> _OBJECTIVE_: Write out every line of the material exactly as it appears.

> _RAW DATA_:

'''

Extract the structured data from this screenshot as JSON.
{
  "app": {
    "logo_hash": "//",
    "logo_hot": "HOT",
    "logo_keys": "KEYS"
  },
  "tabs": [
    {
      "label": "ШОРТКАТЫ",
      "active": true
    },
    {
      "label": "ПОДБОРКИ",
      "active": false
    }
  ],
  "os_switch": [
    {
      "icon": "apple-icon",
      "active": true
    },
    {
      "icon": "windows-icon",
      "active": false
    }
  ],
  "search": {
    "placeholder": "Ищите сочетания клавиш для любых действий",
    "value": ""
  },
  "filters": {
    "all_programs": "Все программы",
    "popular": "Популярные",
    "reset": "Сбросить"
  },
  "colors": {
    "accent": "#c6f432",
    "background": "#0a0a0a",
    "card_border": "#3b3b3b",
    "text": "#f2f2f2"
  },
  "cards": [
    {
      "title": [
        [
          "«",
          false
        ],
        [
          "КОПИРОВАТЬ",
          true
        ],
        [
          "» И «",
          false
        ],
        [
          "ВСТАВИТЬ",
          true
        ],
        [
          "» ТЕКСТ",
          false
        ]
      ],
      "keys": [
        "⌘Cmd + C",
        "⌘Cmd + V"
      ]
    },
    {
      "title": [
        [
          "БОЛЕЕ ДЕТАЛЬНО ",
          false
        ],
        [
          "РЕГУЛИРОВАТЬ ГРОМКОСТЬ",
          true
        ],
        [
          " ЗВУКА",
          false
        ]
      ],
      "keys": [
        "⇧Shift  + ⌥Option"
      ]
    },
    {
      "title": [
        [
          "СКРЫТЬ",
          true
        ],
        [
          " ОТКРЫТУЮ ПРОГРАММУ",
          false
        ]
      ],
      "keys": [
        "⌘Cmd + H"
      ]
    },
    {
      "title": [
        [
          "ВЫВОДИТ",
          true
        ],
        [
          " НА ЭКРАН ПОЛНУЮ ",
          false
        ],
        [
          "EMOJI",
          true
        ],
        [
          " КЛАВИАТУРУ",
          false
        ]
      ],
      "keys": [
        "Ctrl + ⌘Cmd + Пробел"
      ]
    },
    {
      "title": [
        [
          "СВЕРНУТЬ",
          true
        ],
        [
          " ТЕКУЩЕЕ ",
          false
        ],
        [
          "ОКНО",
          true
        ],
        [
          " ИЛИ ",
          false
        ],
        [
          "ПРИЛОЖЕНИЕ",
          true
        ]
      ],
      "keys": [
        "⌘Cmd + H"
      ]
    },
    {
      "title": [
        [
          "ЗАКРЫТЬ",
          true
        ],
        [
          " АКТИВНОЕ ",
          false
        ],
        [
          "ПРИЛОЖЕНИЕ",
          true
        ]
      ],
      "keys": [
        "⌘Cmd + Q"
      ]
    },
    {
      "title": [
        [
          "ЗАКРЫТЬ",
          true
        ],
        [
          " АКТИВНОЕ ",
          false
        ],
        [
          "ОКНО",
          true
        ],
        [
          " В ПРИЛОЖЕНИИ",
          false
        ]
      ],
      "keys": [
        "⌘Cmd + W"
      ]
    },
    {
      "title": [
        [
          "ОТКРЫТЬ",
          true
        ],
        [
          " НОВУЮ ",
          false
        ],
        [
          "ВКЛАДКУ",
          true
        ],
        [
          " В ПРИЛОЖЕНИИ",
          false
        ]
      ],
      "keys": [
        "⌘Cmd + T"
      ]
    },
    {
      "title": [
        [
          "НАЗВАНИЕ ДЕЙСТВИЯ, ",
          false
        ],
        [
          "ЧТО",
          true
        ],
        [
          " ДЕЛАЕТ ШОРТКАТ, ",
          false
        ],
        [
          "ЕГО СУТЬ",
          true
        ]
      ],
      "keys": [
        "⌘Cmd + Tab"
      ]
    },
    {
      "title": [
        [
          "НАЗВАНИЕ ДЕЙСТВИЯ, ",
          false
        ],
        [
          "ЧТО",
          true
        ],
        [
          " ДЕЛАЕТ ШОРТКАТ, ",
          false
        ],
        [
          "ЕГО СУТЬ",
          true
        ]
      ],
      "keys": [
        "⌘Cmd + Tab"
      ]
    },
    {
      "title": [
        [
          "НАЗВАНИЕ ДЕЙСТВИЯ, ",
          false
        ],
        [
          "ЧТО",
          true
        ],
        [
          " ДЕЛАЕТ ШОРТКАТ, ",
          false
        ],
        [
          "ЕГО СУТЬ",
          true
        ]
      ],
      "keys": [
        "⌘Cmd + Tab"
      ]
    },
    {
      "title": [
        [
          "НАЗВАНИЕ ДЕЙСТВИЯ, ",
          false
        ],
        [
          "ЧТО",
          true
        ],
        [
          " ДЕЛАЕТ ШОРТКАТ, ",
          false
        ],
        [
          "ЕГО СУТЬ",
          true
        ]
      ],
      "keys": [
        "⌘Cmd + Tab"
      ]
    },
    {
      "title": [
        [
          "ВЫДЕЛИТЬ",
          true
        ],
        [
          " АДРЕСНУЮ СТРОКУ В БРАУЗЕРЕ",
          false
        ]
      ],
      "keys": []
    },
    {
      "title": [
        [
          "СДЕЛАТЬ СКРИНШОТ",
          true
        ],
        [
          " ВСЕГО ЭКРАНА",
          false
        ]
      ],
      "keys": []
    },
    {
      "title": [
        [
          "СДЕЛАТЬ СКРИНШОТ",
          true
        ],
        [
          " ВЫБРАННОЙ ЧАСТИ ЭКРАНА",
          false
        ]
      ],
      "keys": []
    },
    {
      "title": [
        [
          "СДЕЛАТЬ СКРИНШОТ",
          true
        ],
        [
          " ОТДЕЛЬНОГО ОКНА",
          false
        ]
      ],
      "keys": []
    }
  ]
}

'''

> _COMPLETED TASK_:
Extract the structured data from this screenshot as JSON.
{
  "app": {
    "logo_hash": "//",
    "logo_hot": "HOT",
    "logo_keys": "KEYS"
  },
  "tabs": [
    {
      "label": "ШОРТКАТЫ",
      "active": true
    },
    {
      "label": "ПОДБОРКИ",
      "active": false
    }
  ],
  "os_switch": [
    {
      "icon": "apple-icon",
      "active": true
    },
    {
      "icon": "windows-icon",
      "active": false
    }
  ],
  "search": {
    "placeholder": "Ищите сочетания клавиш для любых действий",
    "value": ""
  },
  "filters": {
    "all_programs": "Все программы",
    "popular": "Популярные",
    "reset": "Сбросить"
  },
  "colors": {
    "accent": "#c6f432",
    "background": "#0a0a0a",
    "card_border": "#3b3b3b",
    "text": "#f2f2f2"
  },
  "cards": [
    {
      "title": [
        [
          "«",
          false
        ],
        [
          "КОПИРОВАТЬ",
          true
        ],
        [
          "» И «",
          false
        ],
        [
          "ВСТАВИТЬ",
          true
        ],
        [
          "» ТЕКСТ",
          false
        ]
      ],
      "keys": [
        "⌘Cmd + C",
        "⌘Cmd + V"
      ]
    },
    {
      "title": [
        [
          "БОЛЕЕ ДЕТАЛЬНО ",
          false
        ],
        [
          "РЕГУЛИРОВАТЬ ГРОМКОСТЬ",
          true
        ],
        [
          " ЗВУКА",
          false
        ]
      ],
      "keys": [
        "⇧Shift  + ⌥Option"
      ]
    },
    {
      "title": [
        [
          "СКРЫТЬ",
          true
        ],
        [
          " ОТКРЫТУЮ ПРОГРАММУ",
          false
        ]
      ],
      "keys": [
        "⌘Cmd + H"
      ]
    },
    {
      "title": [
        [
          "ВЫВОДИТ",
          true
        ],
        [
          " НА ЭКРАН ПОЛНУЮ ",
          false
        ],
        [
          "EMOJI",
          true
        ],
        [
          " КЛАВИАТУРУ",
          false
        ]
      ],
      "keys": [
        "Ctrl + ⌘Cmd + Пробел"
      ]
    },
    {
      "title": [
        [
          "СВЕРНУТЬ",
          true
        ],
        [
          " ТЕКУЩЕЕ ",
          false
        ],
        [
          "ОКНО",
          true
        ],
        [
          " ИЛИ ",
          false
        ],
        [
          "ПРИЛОЖЕНИЕ",
          true
        ]
      ],
      "keys": [
        "⌘Cmd + H"
      ]
    },
    {
      "title": [
        [
          "ЗАКРЫТЬ",
          true
        ],
        [
          " АКТИВНОЕ ",
          false
        ],
        [
          "ПРИЛОЖЕНИЕ",
          true
        ]
      ],
      "keys": [
        "⌘Cmd + Q"
      ]
    },
    {
      "title": [
        [
          "ЗАКРЫТЬ",
          true
        ],
        [
          " АКТИВНОЕ ",
          false
        ],
        [
          "ОКНО",
          true
        ],
        [
          " В ПРИЛОЖЕНИИ",
          false
        ]
      ],
      "keys": [
        "⌘Cmd + W"
      ]
    },
    {
      "title": [
        [
          "ОТКРЫТЬ",
          true
        ],
        [
          " НОВУЮ ",
          false
        ],
        [
          "ВКЛАДКУ",
          true
        ],
        [
          " В ПРИЛОЖЕНИИ",
          false
        ]
      ],
      "keys": [
        "⌘Cmd + T"
      ]
    },
    {
      "title": [
        [
          "НАЗВАНИЕ ДЕЙСТВИЯ, ",
          false
        ],
        [
          "ЧТО",
          true
        ],
        [
          " ДЕЛАЕТ ШОРТКАТ, ",
          false
        ],
        [
          "ЕГО СУТЬ",
          true
        ]
      ],
      "keys": [
        "⌘Cmd + Tab"
      ]
    },
    {
      "title": [
        [
          "НАЗВАНИЕ ДЕЙСТВИЯ, ",
          false
        ],
        [
          "ЧТО",
          true
        ],
        [
          " ДЕЛАЕТ ШОРТКАТ, ",
          false
        ],
        [
          "ЕГО СУТЬ",
          true
        ]
      ],
      "keys": [
        "⌘Cmd + Tab"
      ]
    },
    {
      "title": [
        [
          "НАЗВАНИЕ ДЕЙСТВИЯ, ",
          false
        ],
        [
          "ЧТО",
          true
        ],
        [
          " ДЕЛАЕТ ШОРТКАТ, ",
          false
        ],
        [
          "ЕГО СУТЬ",
          true
        ]
      ],
      "keys": [
        "⌘Cmd + Tab"
      ]
    },
    {
      "title": [
        [
          "НАЗВАНИЕ ДЕЙСТВИЯ, ",
          false
        ],
        [
          "ЧТО",
          true
        ],
        [
          " ДЕЛАЕТ ШОРТКАТ, ",
          false
        ],
        [
          "ЕГО СУТЬ",
          true
        ]
      ],
      "keys": [
        "⌘Cmd + Tab"
      ]
    },
    {
      "title": [
        [
          "ВЫДЕЛИТЬ",
          true
        ],
        [
          " АДРЕСНУЮ СТРОКУ В БРАУЗЕРЕ",
          false
        ]
      ],
      "keys": []
    },
    {
      "title": [
        [
          "СДЕЛАТЬ СКРИНШОТ",
          true
        ],
        [
          " ВСЕГО ЭКРАНА",
          false
        ]
      ],
      "keys": []
    },
    {
      "title": [
        [
          "СДЕЛАТЬ СКРИНШОТ",
          true
        ],
        [
          " ВЫБРАННОЙ ЧАСТИ ЭКРАНА",
          false
        ]
      ],
      "keys": []
    },
    {
      "title": [
        [
          "СДЕЛАТЬ СКРИНШОТ",
          true
        ],
        [
          " ОТДЕЛЬНОГО ОКНА",
          false
        ]
      ],
      "keys": []
    }
  ]
}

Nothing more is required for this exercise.